[Working data]:
◆ ◆ ◆
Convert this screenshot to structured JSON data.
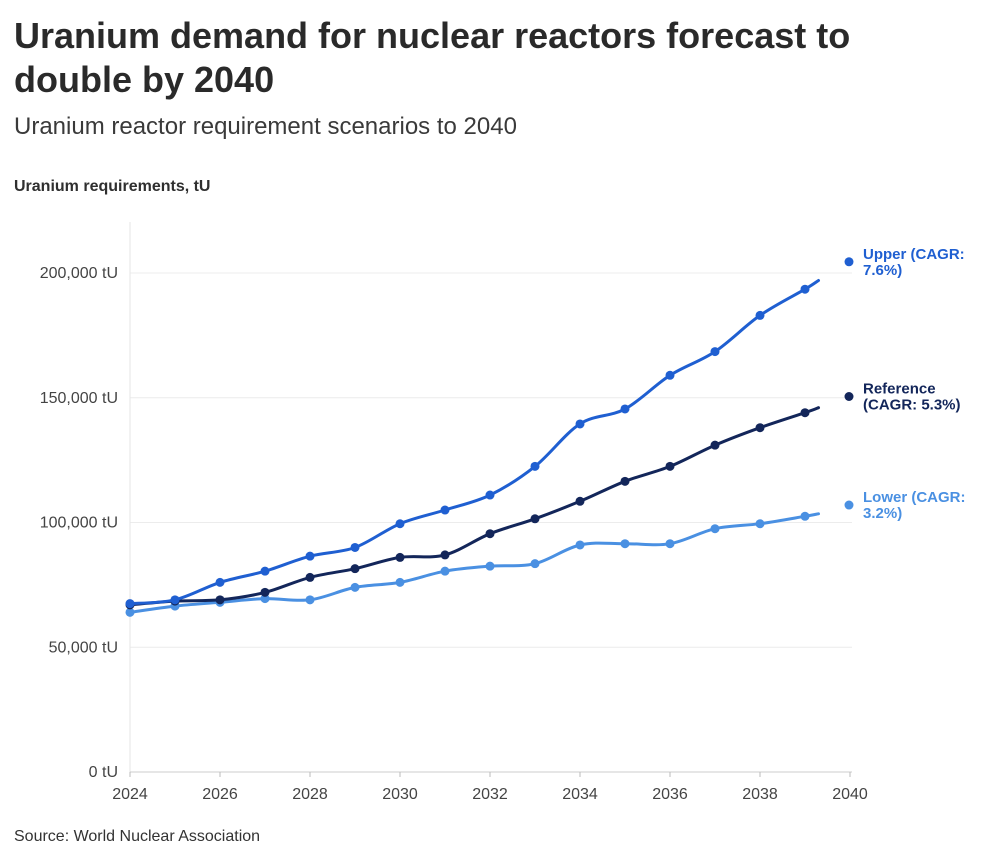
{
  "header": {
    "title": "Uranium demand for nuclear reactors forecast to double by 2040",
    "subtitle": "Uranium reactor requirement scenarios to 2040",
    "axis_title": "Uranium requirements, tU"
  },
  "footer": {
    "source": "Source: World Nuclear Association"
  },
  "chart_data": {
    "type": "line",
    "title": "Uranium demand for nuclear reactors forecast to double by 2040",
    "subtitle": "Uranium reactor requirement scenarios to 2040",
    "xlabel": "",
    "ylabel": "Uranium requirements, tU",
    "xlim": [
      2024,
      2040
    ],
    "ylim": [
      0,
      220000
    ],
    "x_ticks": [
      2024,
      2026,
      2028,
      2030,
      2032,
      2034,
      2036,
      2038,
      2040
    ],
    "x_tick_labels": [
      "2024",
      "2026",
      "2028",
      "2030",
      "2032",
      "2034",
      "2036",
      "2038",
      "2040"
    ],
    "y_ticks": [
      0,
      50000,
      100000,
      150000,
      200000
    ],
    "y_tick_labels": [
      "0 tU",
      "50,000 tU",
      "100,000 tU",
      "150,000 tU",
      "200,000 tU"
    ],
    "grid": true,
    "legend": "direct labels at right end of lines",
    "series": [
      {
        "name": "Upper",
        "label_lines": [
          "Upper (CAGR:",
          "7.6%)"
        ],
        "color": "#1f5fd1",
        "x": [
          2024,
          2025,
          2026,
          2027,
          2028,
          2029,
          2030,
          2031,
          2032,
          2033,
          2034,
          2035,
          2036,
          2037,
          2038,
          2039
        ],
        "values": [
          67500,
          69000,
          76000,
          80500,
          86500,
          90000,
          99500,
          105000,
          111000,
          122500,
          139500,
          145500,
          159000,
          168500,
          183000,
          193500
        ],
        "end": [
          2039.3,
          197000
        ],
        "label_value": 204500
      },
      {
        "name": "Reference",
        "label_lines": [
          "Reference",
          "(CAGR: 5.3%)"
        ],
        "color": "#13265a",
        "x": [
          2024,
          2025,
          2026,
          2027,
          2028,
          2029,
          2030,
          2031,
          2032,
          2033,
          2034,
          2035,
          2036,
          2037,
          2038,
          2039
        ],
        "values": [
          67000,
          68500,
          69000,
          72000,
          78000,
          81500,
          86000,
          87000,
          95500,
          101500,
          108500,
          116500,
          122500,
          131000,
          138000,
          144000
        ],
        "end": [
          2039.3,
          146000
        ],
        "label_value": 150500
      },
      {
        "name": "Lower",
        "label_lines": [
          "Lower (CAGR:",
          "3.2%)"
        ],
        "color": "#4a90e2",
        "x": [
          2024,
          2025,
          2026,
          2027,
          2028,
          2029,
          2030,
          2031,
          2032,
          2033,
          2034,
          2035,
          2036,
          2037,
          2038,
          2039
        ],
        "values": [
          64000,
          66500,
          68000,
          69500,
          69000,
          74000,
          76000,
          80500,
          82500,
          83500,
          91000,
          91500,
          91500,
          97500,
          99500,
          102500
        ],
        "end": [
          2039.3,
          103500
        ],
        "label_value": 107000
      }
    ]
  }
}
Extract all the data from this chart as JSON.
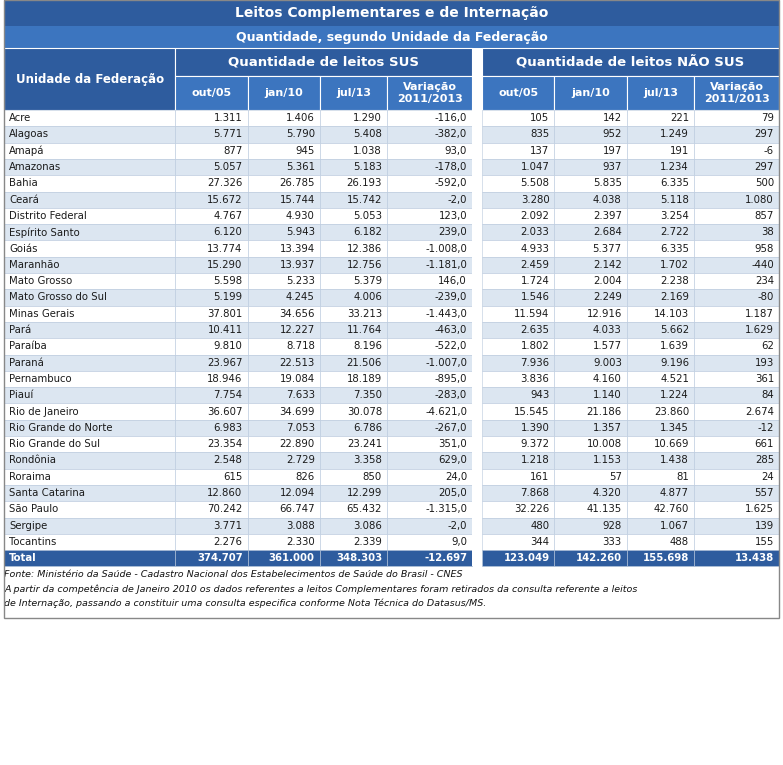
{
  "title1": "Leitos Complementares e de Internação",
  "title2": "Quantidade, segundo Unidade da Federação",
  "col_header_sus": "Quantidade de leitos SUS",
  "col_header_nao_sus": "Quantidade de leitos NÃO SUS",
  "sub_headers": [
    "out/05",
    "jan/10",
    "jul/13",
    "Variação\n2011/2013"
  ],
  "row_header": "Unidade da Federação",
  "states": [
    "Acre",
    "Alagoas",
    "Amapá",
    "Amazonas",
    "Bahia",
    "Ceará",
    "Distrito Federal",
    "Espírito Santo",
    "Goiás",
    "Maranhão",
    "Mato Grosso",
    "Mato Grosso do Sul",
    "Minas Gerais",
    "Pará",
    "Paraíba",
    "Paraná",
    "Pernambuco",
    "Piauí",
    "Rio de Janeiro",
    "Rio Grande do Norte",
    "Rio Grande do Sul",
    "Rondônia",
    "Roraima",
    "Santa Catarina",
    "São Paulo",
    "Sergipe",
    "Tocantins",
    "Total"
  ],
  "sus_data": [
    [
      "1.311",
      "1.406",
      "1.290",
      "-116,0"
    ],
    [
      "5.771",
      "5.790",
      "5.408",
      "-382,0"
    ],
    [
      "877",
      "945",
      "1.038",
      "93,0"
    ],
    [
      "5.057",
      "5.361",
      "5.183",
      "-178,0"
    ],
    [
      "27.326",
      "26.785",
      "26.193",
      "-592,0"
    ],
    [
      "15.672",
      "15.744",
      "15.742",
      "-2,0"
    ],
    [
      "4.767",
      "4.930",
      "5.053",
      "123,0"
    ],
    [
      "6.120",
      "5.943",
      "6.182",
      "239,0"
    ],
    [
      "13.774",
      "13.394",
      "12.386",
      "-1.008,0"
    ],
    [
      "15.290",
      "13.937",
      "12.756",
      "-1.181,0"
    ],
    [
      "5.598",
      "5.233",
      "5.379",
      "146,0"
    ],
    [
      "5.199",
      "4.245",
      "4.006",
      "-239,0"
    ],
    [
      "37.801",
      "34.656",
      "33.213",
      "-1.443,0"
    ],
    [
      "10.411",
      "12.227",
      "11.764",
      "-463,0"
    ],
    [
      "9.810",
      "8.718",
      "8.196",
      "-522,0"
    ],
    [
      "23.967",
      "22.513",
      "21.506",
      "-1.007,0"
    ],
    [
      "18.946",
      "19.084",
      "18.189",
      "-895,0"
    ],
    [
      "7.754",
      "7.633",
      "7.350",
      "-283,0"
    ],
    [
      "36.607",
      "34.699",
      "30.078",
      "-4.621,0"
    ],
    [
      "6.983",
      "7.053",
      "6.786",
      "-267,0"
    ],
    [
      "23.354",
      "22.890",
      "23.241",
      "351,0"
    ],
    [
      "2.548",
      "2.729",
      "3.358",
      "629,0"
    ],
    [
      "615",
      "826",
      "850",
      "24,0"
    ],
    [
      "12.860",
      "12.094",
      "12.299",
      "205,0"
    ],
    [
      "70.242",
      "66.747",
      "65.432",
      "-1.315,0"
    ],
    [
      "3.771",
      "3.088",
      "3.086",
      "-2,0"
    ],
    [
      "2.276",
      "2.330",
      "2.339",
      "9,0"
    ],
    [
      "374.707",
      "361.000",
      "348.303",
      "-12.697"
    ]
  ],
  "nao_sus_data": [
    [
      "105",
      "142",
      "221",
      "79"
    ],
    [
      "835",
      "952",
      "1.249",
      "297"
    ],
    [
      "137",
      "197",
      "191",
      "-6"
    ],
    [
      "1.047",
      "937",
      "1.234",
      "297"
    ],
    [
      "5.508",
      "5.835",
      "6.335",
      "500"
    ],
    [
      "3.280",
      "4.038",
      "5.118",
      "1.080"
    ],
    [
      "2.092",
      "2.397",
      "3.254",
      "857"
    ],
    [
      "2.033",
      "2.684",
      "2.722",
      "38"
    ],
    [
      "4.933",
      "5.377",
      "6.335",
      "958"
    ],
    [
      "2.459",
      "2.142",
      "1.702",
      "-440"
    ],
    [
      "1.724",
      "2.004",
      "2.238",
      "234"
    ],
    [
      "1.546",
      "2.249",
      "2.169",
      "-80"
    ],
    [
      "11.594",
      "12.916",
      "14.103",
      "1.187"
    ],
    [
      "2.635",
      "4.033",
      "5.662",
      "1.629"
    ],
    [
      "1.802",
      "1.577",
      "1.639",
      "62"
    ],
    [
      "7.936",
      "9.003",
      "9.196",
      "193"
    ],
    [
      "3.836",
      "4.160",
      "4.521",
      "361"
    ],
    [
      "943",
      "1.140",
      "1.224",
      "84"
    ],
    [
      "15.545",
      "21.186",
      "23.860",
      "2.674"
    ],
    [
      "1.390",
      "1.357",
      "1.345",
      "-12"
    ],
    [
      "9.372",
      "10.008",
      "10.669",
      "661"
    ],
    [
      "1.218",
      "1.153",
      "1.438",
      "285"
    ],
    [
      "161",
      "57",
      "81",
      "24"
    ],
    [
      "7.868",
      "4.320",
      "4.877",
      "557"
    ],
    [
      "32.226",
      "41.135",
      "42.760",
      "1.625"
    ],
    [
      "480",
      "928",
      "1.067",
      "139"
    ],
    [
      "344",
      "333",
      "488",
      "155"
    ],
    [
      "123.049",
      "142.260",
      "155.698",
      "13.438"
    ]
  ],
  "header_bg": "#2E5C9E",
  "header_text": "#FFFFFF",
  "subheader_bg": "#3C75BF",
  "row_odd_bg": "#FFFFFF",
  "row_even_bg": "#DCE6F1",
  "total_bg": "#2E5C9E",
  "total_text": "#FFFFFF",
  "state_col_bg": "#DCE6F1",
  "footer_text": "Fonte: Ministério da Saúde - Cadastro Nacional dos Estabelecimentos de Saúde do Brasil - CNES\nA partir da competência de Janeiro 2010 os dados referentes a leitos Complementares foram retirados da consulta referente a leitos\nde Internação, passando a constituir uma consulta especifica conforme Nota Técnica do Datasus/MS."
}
◆ ◆ ◆
[Objective]: Search the lines for "JSON". Copy each line that has it.

[Response to this exercise]:
Convert this screenshot to structured JSON data.
Extract all the data from this chart as JSON.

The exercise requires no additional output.